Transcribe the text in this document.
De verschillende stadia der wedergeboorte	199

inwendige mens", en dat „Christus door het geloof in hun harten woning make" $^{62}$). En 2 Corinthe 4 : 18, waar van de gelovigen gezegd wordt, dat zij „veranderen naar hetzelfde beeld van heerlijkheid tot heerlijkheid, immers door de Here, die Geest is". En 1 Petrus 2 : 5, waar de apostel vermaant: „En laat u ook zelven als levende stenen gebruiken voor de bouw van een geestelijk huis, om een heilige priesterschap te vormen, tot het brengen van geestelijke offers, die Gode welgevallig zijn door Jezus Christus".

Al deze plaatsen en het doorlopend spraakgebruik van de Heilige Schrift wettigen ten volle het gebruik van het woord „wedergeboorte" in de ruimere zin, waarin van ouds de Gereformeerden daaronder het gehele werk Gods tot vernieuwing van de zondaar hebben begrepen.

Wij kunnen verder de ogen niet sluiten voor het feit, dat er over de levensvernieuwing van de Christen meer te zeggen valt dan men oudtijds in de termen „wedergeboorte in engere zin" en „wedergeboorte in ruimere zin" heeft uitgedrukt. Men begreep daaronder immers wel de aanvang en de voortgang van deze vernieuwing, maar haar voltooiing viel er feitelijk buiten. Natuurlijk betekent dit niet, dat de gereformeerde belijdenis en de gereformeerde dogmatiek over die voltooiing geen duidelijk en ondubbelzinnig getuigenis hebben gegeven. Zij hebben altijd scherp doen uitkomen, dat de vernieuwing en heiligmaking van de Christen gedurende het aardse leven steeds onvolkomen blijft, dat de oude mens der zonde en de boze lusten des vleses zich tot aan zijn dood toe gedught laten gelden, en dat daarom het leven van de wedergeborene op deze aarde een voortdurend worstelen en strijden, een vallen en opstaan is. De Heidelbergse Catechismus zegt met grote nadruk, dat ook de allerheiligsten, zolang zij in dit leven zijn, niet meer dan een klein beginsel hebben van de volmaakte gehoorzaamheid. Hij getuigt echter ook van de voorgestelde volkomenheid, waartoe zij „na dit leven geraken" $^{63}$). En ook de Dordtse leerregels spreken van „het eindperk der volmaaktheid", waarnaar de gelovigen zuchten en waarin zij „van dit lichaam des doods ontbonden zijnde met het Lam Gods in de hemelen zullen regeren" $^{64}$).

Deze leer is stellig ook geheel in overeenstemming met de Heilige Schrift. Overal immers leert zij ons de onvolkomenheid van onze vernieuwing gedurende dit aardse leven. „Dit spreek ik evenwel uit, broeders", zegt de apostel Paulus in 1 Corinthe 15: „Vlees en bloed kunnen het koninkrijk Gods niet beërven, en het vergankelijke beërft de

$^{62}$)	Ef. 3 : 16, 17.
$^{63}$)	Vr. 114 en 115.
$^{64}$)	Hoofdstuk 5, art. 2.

> TASK DESCRIPTION
Check each line above for the string "Schrift" and report how many lines have it, giving only the number.

> FINAL RESULT
2